SEZIONE DEL TESTO ▸
▶

Quello appena trascorso è stato il luglio più caro degli ultimi dodici anni, con una spesa giornaliera sempre più alta per effetto di una inflazione sui prodotti di maggior consumo che ha raggiunto il 6,1%.
Ad evidenziarlo è Stefano Vinti, capogruppo di Prc in Consiglio regionale, il quale ha osservato come “in questo quadro Perugia si colloca al decimo posto fra le città capoluogo di regione con una inflazione aumentata del 3,9% su base annua e dello 0,6 rispetto al mese precedente. Ma qui i redditi
dei lavoratori dipendenti sono inferiori mediamente del 10% rispetto alle regioni del centro-nord del paese e, sempre qui – dove è saltato il tentativo di definire un accordo sul controllo dei prezzi – si
concentra la più alta percentuale di pensionati al minimo”.

◀

MATERIALE FORNITO ▸
▶

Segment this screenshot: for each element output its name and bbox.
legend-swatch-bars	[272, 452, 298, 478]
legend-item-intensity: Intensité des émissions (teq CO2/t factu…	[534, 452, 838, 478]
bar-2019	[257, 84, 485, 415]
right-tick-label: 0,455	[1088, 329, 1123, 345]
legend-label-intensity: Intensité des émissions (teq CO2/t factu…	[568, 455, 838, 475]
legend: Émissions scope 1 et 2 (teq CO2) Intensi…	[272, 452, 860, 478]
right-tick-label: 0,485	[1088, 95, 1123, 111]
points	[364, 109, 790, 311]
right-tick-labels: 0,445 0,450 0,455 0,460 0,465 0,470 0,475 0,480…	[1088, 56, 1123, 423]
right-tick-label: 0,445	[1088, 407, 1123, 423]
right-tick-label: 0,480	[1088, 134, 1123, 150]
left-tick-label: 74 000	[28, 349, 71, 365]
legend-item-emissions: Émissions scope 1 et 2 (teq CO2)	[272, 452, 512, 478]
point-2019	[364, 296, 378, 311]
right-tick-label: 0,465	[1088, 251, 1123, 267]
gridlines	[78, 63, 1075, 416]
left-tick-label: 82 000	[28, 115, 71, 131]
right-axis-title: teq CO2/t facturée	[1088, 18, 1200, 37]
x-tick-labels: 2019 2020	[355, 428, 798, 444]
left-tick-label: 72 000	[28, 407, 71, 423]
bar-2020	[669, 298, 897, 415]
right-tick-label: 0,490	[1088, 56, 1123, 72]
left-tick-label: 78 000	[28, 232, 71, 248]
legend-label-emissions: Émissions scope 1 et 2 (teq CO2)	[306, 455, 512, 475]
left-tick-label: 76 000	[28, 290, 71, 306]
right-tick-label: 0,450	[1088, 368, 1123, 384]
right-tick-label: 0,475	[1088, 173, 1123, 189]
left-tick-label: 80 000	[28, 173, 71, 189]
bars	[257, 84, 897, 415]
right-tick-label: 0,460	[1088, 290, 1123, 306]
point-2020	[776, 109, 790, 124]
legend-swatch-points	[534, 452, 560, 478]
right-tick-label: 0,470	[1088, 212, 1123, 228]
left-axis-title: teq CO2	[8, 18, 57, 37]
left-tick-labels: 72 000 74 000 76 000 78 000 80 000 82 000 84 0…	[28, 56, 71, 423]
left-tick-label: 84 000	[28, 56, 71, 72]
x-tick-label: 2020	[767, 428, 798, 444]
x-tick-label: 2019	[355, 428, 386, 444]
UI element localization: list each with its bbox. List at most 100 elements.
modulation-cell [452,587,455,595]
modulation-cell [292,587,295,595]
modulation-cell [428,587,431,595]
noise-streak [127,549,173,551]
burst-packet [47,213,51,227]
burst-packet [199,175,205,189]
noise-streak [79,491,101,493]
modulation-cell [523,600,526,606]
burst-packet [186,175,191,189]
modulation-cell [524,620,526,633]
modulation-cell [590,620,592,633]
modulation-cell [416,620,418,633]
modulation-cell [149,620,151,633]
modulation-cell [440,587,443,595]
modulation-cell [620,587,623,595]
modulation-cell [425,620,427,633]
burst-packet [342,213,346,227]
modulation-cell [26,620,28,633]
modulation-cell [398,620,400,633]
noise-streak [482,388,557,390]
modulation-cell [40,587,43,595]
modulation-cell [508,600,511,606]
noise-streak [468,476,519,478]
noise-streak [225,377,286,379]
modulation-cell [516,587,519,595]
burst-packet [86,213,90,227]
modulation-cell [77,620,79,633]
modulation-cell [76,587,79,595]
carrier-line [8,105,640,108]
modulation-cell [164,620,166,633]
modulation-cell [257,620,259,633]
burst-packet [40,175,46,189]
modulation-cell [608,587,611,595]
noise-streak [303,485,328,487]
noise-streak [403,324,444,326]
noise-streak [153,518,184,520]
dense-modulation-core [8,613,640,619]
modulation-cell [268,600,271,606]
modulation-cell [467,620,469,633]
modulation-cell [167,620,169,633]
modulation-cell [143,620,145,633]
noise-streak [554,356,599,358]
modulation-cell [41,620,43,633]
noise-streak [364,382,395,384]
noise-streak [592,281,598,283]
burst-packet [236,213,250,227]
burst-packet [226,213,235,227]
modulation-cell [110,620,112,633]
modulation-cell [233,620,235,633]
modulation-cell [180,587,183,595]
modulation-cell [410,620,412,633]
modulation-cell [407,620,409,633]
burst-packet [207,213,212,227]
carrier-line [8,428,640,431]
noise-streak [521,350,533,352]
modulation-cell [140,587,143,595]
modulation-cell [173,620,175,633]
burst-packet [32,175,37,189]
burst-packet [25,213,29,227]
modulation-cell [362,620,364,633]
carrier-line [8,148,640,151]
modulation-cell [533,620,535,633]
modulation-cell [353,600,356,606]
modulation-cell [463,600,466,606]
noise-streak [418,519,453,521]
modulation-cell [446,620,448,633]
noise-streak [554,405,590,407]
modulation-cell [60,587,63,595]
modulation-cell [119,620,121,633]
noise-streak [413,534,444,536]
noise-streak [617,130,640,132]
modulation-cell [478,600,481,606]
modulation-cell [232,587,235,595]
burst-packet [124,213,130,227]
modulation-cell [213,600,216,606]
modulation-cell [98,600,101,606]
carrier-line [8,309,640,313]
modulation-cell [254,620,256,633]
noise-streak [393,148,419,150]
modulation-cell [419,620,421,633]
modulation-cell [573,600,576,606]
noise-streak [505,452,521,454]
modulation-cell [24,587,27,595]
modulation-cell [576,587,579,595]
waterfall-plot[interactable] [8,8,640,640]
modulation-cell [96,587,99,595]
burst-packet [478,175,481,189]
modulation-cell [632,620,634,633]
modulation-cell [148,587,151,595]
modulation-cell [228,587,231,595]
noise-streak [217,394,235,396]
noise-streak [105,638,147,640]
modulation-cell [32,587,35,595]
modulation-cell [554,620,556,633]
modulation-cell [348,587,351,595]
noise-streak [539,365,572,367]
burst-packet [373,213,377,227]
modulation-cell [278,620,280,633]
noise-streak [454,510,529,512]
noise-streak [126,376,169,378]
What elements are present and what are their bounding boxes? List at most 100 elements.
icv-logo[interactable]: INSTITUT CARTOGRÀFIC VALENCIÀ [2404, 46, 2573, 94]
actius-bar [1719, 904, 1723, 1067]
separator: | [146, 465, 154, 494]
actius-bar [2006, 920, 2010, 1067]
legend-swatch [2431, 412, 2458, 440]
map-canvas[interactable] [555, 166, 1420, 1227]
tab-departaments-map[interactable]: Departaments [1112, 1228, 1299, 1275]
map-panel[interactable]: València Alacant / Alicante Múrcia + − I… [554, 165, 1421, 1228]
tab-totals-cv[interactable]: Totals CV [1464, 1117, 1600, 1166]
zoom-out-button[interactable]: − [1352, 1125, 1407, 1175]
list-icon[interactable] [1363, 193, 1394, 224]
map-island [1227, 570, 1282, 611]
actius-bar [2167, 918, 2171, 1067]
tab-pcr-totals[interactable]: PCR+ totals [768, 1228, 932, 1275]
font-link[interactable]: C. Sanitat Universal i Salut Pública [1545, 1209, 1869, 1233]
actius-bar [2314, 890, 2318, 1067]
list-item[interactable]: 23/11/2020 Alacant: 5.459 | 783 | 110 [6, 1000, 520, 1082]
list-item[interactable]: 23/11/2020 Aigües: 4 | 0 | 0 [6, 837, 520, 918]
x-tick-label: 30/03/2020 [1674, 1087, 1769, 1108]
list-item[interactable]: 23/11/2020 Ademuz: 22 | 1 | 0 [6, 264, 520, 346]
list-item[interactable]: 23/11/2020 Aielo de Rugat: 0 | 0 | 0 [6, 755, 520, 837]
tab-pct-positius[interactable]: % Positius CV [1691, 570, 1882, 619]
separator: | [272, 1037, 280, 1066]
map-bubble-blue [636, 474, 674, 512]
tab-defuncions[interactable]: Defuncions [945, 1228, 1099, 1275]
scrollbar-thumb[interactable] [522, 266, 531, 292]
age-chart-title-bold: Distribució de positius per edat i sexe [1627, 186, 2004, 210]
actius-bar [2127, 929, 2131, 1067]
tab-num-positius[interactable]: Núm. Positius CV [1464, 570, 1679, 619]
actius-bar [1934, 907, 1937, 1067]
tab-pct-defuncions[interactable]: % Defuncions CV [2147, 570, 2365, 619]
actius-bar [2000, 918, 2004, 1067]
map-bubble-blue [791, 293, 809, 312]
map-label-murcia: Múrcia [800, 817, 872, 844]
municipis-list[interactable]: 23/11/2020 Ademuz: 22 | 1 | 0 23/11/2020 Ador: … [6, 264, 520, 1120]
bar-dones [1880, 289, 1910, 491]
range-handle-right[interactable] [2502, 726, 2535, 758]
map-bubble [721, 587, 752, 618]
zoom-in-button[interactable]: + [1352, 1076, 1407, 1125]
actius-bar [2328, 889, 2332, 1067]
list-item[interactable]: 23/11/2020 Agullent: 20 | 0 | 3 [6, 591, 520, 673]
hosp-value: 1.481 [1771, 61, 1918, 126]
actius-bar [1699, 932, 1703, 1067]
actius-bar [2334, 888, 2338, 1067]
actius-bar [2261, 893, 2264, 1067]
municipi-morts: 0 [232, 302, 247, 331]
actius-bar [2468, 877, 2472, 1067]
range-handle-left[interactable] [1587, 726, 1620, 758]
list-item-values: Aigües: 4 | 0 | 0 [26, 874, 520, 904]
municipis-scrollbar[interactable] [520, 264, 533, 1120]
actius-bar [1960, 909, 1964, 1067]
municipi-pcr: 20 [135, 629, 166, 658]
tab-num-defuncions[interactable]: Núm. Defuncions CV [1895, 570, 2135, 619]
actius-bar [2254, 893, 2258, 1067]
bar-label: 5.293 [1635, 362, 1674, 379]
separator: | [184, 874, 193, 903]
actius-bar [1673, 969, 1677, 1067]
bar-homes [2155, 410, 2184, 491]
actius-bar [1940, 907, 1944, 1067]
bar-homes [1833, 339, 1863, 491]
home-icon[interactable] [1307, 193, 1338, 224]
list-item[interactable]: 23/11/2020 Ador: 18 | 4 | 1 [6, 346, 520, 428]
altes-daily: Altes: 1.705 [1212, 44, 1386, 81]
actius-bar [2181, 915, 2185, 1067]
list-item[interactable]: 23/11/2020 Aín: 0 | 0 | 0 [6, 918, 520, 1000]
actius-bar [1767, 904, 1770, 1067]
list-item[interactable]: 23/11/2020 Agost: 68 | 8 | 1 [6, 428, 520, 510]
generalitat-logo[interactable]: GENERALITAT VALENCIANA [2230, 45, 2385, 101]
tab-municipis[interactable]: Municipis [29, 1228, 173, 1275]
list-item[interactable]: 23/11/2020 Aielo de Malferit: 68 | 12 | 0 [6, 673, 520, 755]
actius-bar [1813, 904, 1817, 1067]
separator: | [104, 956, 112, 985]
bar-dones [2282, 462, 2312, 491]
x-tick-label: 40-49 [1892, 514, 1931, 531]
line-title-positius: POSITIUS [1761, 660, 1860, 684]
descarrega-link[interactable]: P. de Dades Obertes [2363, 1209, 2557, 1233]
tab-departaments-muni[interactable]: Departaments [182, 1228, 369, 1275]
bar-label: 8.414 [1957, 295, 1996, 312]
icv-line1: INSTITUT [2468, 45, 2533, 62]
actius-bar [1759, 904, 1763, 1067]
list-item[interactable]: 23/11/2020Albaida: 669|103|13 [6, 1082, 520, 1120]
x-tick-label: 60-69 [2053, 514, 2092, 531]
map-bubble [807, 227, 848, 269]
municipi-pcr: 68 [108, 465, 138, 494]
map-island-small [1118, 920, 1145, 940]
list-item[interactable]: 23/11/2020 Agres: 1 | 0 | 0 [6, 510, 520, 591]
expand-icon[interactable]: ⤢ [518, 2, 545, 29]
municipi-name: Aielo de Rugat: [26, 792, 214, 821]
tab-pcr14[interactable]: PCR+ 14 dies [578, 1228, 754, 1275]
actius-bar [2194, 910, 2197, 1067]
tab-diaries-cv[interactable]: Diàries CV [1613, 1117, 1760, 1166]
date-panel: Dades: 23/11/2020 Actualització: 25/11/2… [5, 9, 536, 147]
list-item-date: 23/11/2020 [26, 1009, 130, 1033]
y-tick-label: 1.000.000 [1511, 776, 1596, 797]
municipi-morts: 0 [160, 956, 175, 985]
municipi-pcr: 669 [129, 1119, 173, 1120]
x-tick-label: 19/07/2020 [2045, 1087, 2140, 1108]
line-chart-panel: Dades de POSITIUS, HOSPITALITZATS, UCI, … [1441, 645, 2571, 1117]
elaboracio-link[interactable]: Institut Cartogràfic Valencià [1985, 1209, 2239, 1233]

◀

COMPITI RICHIESTI ▸
[1] Spiega in una-tre frasi perché, secondo il testo sull'inflazione di luglio, la spesa giornaliera è risultata sempre più alta.
[2] Riprendi il testo sull'inflazione di luglio e prosegui dopo la sua ultima frase.

RISPOSTE SCRITTE ▸
[1] La spesa giornaliera è risultata sempre più alta per effetto dell'inflazione sui prodotti di maggior consumo, che ha raggiunto il 6,1%. Per questo quello appena trascorso è stato il luglio più caro degli ultimi dodici anni.

[2]
Per queste ragioni, aggiunge il capogruppo di Prc, “Rifondazione comunista dell’Umbria ritiene prioritario definire ulteriori politiche di ridistribuzione delle ricchezze a favore di lavoro dipendente e pensionati, con un sollecito alle organizzazioni sindacali umbre ad aprire trattative serie con le controparti datoriali, mettendo sul piatto, finalmente, la questione salariale, e se necessario avviare una stagione di lotte”.